[start of DATA SECTION]
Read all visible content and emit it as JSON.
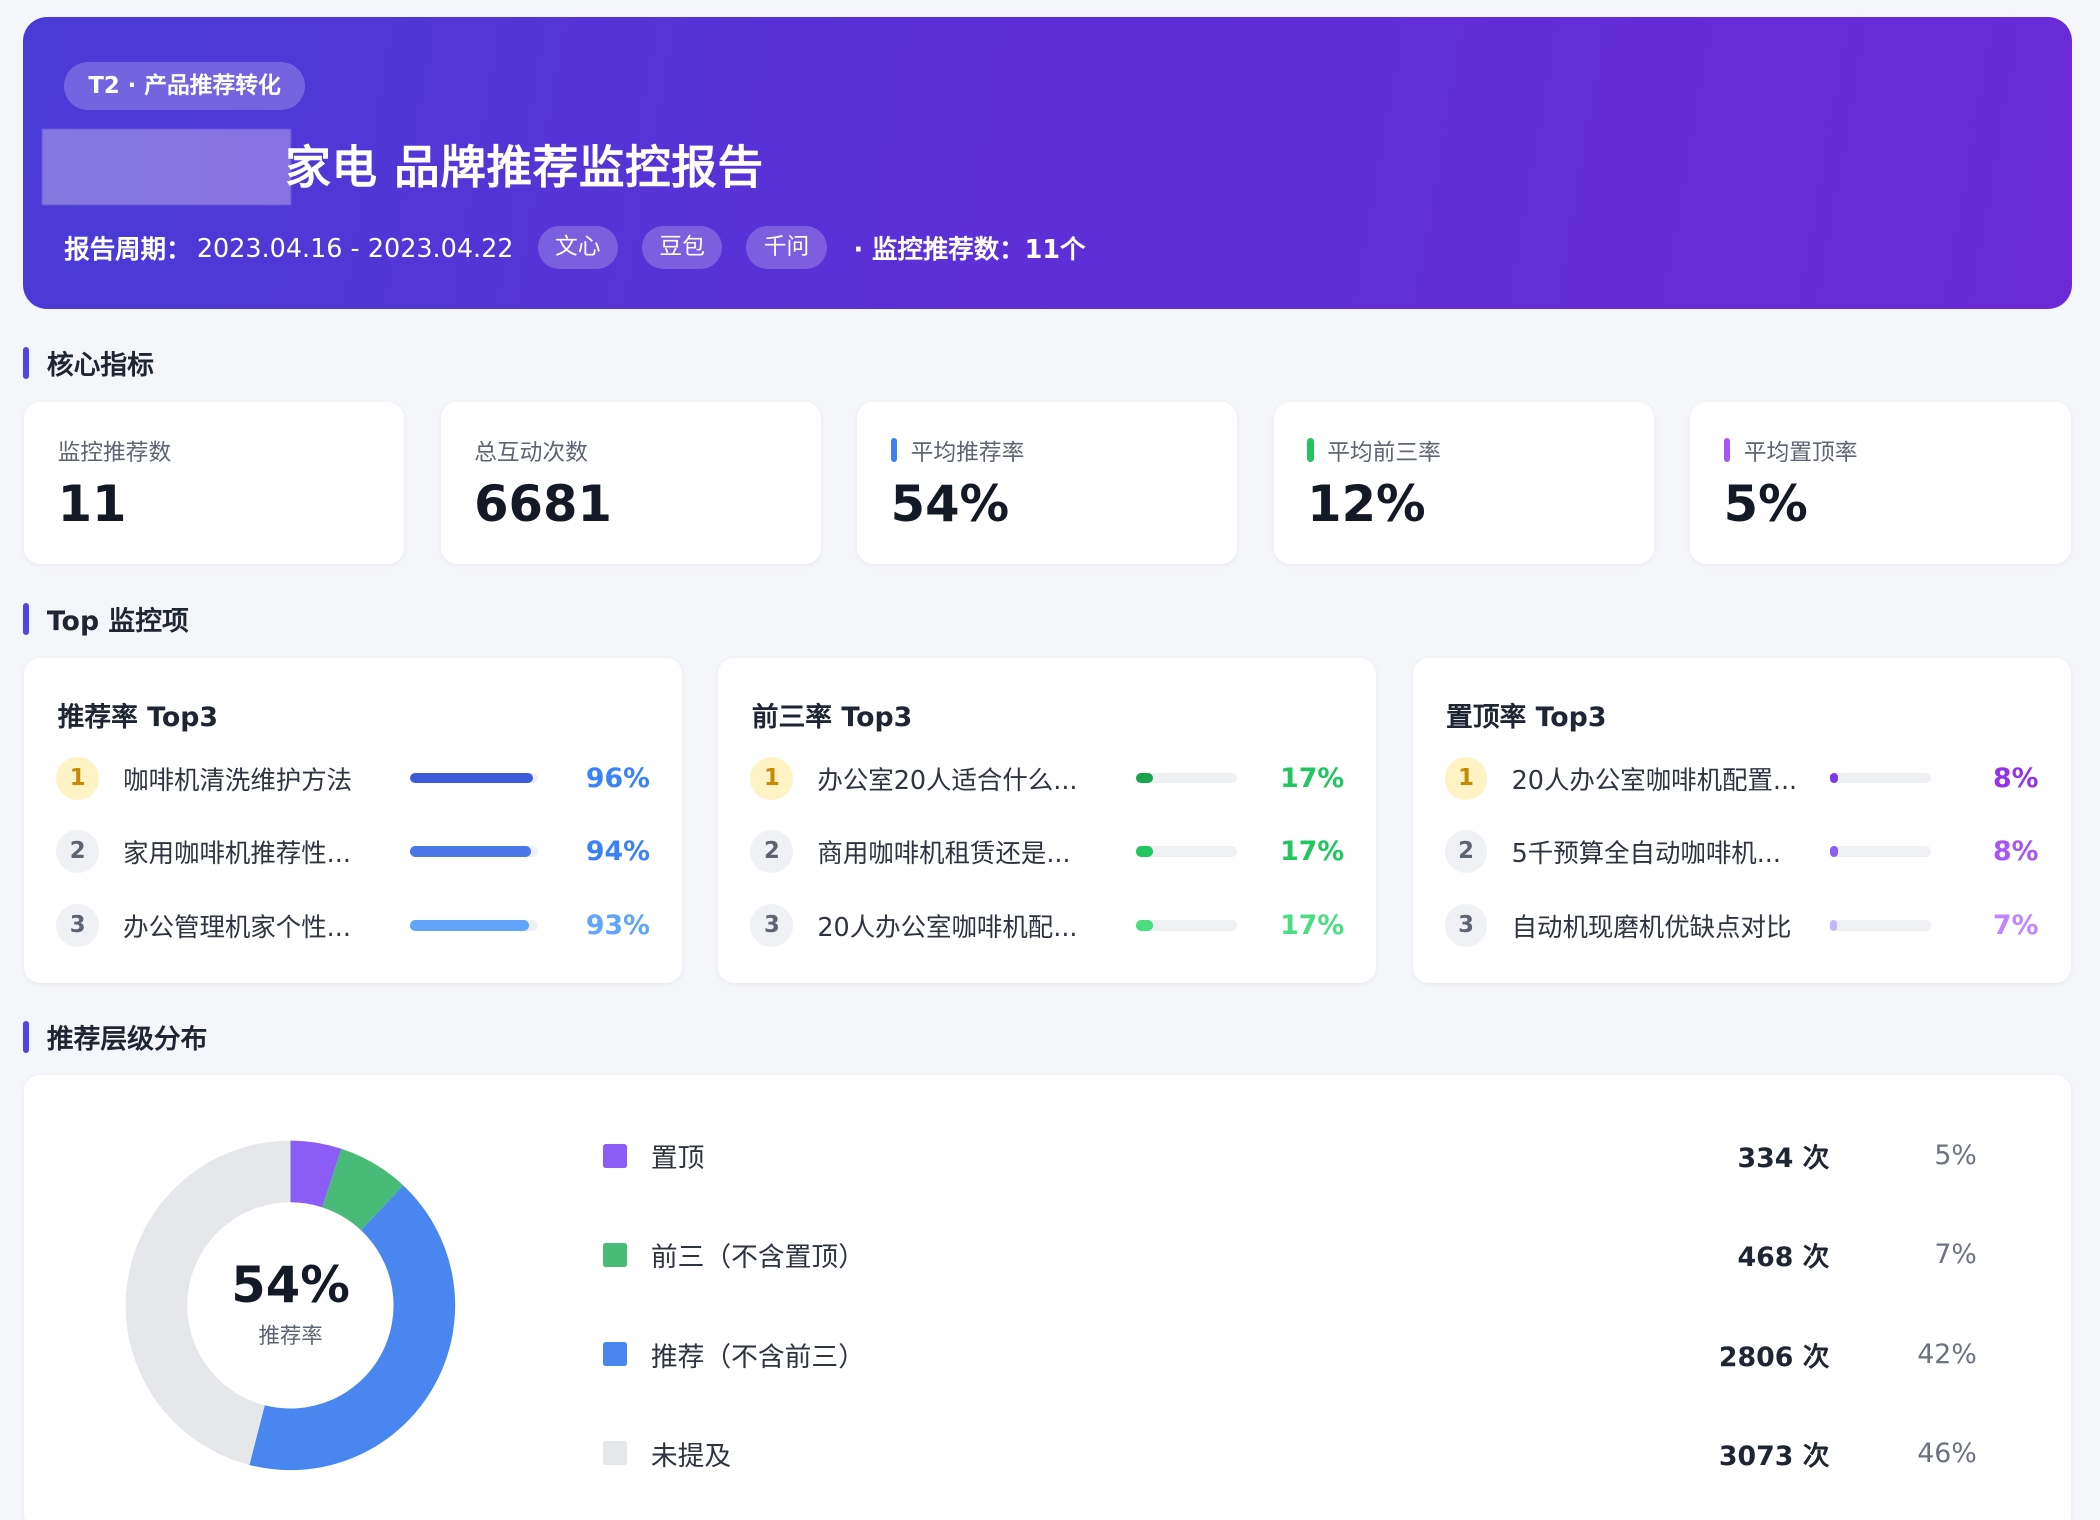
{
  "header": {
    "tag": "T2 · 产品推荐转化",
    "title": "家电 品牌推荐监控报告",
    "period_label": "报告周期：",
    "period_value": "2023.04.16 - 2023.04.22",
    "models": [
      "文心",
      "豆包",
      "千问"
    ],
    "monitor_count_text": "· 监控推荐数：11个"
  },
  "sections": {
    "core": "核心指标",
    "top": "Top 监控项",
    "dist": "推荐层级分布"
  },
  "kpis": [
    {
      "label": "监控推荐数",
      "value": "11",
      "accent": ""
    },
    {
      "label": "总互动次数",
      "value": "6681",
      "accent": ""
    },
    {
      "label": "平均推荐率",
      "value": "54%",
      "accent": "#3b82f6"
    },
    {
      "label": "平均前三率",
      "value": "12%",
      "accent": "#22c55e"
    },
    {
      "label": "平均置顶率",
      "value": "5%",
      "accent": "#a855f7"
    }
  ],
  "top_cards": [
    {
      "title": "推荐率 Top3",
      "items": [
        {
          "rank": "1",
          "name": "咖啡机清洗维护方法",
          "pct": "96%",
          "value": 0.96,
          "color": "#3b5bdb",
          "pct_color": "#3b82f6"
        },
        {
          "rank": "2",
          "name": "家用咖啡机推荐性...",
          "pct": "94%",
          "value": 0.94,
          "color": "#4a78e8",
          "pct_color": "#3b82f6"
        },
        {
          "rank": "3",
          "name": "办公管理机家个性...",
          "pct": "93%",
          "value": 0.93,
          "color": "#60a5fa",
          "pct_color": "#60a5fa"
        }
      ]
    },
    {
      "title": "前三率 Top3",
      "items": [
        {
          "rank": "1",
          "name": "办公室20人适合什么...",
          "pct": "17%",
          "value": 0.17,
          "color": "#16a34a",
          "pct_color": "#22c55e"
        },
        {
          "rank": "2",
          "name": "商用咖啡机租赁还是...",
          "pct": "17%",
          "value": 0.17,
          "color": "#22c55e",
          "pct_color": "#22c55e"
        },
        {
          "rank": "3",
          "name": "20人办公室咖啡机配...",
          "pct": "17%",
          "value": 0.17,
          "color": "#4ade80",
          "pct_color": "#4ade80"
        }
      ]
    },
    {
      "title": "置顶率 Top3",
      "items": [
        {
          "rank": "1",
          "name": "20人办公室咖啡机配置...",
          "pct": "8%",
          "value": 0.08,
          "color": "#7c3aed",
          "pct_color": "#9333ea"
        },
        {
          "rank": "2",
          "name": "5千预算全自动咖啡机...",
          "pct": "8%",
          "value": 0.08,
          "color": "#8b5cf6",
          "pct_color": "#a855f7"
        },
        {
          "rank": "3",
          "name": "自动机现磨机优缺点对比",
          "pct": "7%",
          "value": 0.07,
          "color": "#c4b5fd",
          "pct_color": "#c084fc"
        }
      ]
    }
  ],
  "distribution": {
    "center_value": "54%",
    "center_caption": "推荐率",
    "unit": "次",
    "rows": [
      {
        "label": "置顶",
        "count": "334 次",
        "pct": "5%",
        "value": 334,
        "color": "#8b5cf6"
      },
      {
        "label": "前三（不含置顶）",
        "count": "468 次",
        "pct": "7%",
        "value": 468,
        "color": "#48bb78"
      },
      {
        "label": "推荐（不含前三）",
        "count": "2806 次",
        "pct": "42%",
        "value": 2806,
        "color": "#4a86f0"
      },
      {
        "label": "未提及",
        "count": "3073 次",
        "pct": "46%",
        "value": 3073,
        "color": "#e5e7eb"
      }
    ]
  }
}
[end of DATA SECTION]
[start of DATA SECTION]
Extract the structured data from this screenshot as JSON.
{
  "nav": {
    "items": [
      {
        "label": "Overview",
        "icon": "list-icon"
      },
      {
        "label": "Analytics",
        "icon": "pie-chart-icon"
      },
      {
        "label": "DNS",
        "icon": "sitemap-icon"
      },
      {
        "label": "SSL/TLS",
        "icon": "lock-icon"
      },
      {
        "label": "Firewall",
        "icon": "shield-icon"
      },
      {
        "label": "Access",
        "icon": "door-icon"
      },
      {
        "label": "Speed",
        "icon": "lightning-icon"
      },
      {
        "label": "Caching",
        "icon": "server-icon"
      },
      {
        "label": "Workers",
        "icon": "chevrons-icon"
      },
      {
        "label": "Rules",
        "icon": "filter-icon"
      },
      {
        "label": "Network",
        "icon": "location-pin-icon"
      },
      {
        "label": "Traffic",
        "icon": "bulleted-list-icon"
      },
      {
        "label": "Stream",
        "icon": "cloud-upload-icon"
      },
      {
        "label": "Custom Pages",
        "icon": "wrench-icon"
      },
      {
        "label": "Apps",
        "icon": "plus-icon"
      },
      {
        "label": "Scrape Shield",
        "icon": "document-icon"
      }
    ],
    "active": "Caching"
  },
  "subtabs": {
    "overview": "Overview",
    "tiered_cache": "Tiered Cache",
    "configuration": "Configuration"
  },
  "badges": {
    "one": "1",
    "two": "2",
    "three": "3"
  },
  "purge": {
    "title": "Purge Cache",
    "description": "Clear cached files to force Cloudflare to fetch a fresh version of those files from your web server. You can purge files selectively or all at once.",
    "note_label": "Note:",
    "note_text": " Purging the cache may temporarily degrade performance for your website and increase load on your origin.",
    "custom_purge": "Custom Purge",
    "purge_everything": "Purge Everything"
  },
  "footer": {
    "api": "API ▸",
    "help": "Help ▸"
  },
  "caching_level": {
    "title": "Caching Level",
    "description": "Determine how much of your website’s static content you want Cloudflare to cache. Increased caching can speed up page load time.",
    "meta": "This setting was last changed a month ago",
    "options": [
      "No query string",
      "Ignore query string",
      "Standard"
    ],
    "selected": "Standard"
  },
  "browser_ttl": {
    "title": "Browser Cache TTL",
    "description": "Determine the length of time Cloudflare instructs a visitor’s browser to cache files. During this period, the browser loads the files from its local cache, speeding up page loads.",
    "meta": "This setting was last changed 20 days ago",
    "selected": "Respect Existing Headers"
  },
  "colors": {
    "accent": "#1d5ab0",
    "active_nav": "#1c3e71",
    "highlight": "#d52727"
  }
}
[end of DATA SECTION]
▸ WHAT THIS TASK INVOLVES
Each line that holds the word "Cloudflare" should be extracted from the records.

▸ SOLUTION
    "description": "Clear cached files to force Cloudflare to fetch a fresh version of those files from your web server. You can purge files selectively or all at once.",
    "description": "Determine how much of your website’s static content you want Cloudflare to cache. Increased caching can speed up page load time.",
    "description": "Determine the length of time Cloudflare instructs a visitor’s browser to cache files. During this period, the browser loads the files from its local cache, speeding up page loads.",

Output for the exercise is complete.